Reproduce each line from the records that holds "screenshot".

>> start Given entries

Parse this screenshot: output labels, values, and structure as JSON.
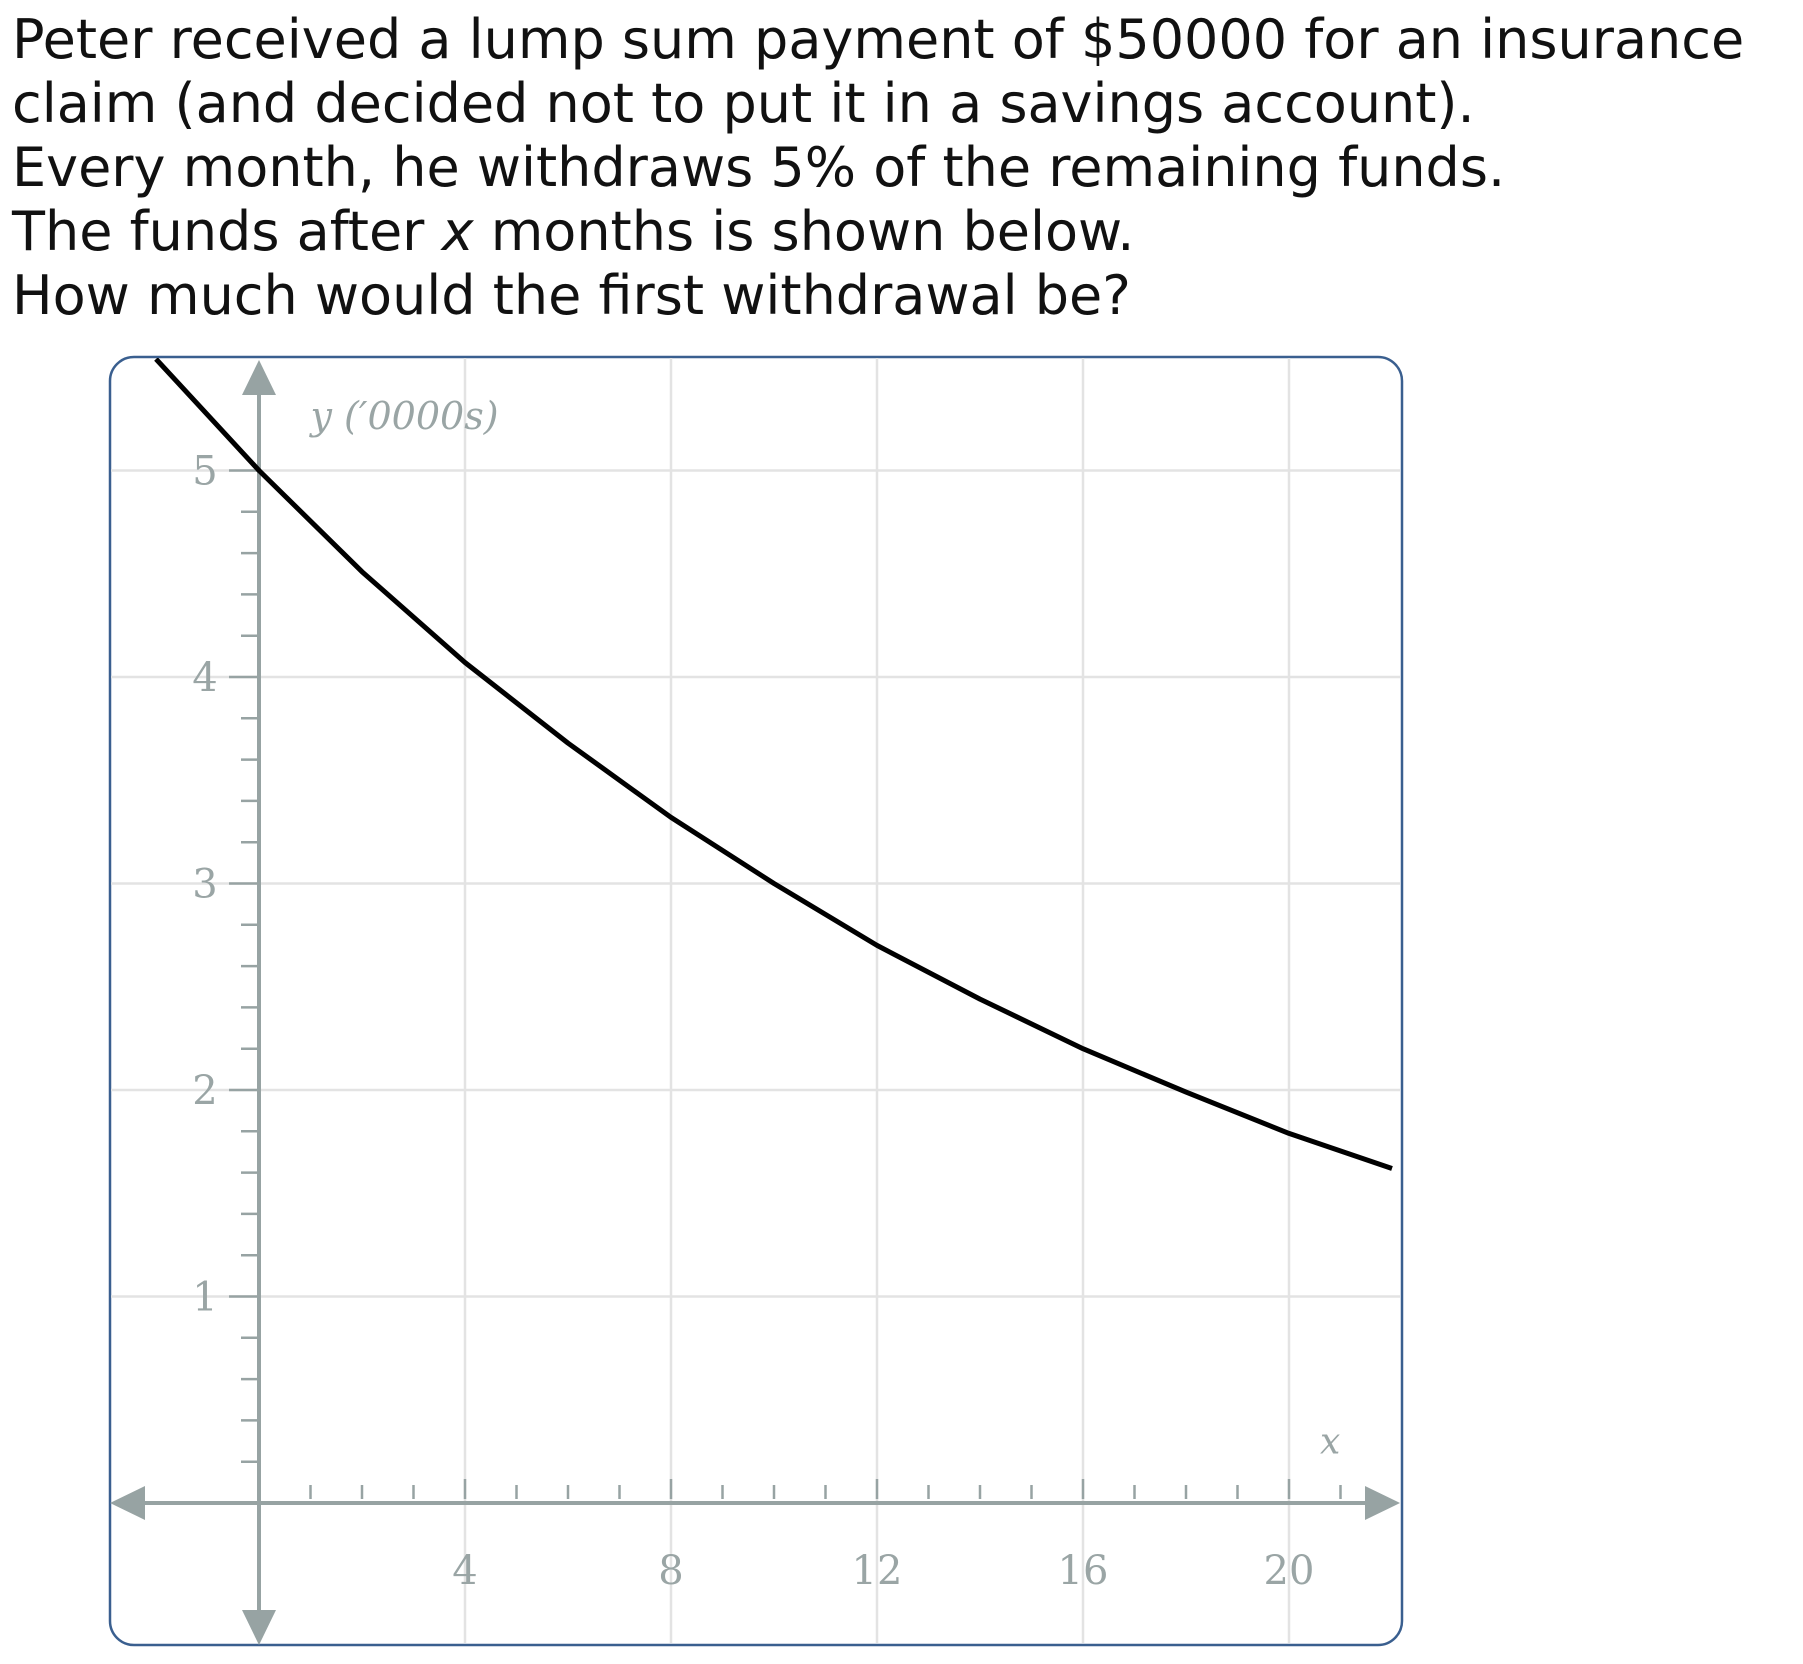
{
  "question": {
    "line1": "Peter received a lump sum payment of $50000 for an insurance",
    "line2": "claim (and decided not to put it in a savings account).",
    "line3": "Every month, he withdraws 5% of the remaining funds.",
    "line4_before": "The funds after ",
    "line4_var": "x",
    "line4_after": " months is shown below.",
    "line5": "How much would the first withdrawal be?"
  },
  "chart_data": {
    "type": "line",
    "xlabel": "x",
    "ylabel": "y (′0000s)",
    "xlim": [
      -3,
      22
    ],
    "ylim": [
      -0.7,
      5.5
    ],
    "x_ticks": [
      4,
      8,
      12,
      16,
      20
    ],
    "x_tick_labels": [
      "4",
      "8",
      "12",
      "16",
      "20"
    ],
    "y_ticks": [
      1,
      2,
      3,
      4,
      5
    ],
    "y_tick_labels": [
      "1",
      "2",
      "3",
      "4",
      "5"
    ],
    "grid": true,
    "series": [
      {
        "x": [
          -2,
          0,
          2,
          4,
          6,
          8,
          10,
          12,
          14,
          16,
          18,
          20,
          22
        ],
        "y": [
          5.54,
          5.0,
          4.51,
          4.07,
          3.68,
          3.32,
          3.0,
          2.7,
          2.44,
          2.2,
          1.99,
          1.79,
          1.62
        ]
      }
    ],
    "colors": {
      "curve": "#000000",
      "axis": "#97a3a3",
      "grid": "#e3e3e3",
      "border": "#3a5f8f",
      "labels": "#9aa5a5"
    }
  }
}
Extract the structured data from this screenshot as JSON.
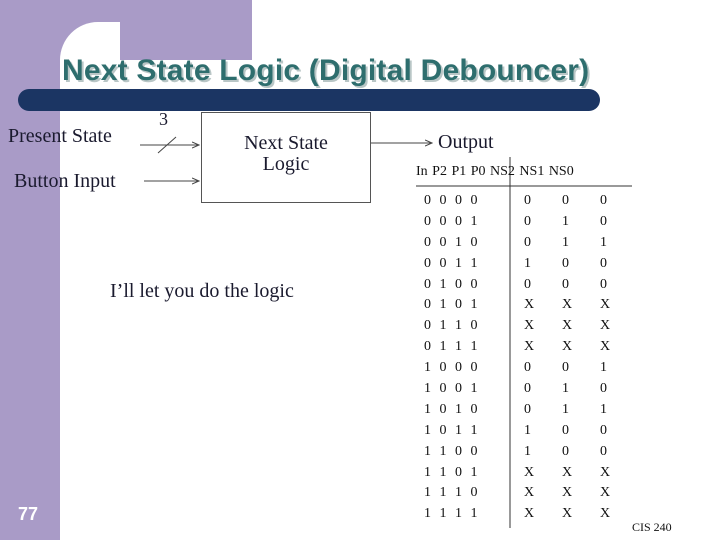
{
  "slide": {
    "title": "Next State Logic (Digital Debouncer)",
    "number": "77",
    "footer": "CIS 240"
  },
  "diagram": {
    "inputs": [
      "Present State",
      "Button Input"
    ],
    "bus_width": "3",
    "block_label_lines": [
      "Next State",
      "Logic"
    ],
    "output_label": "Output"
  },
  "message": "I’ll let you do the logic",
  "truth_table": {
    "header": "In P2 P1 P0  NS2 NS1 NS0",
    "rows": [
      {
        "in": "0 0 0 0",
        "out": [
          "0",
          "0",
          "0"
        ]
      },
      {
        "in": "0 0 0 1",
        "out": [
          "0",
          "1",
          "0"
        ]
      },
      {
        "in": "0 0 1 0",
        "out": [
          "0",
          "1",
          "1"
        ]
      },
      {
        "in": "0 0 1 1",
        "out": [
          "1",
          "0",
          "0"
        ]
      },
      {
        "in": "0 1 0 0",
        "out": [
          "0",
          "0",
          "0"
        ]
      },
      {
        "in": "0 1 0 1",
        "out": [
          "X",
          "X",
          "X"
        ]
      },
      {
        "in": "0 1 1 0",
        "out": [
          "X",
          "X",
          "X"
        ]
      },
      {
        "in": "0 1 1 1",
        "out": [
          "X",
          "X",
          "X"
        ]
      },
      {
        "in": "1 0 0 0",
        "out": [
          "0",
          "0",
          "1"
        ]
      },
      {
        "in": "1 0 0 1",
        "out": [
          "0",
          "1",
          "0"
        ]
      },
      {
        "in": "1 0 1 0",
        "out": [
          "0",
          "1",
          "1"
        ]
      },
      {
        "in": "1 0 1 1",
        "out": [
          "1",
          "0",
          "0"
        ]
      },
      {
        "in": "1 1 0 0",
        "out": [
          "1",
          "0",
          "0"
        ]
      },
      {
        "in": "1 1 0 1",
        "out": [
          "X",
          "X",
          "X"
        ]
      },
      {
        "in": "1 1 1 0",
        "out": [
          "X",
          "X",
          "X"
        ]
      },
      {
        "in": "1 1 1 1",
        "out": [
          "X",
          "X",
          "X"
        ]
      }
    ]
  }
}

>> end Given entries

→ Worked solution
Parse this screenshot: output labels, values, and structure as JSON.
Extract the structured data from this screenshot as JSON.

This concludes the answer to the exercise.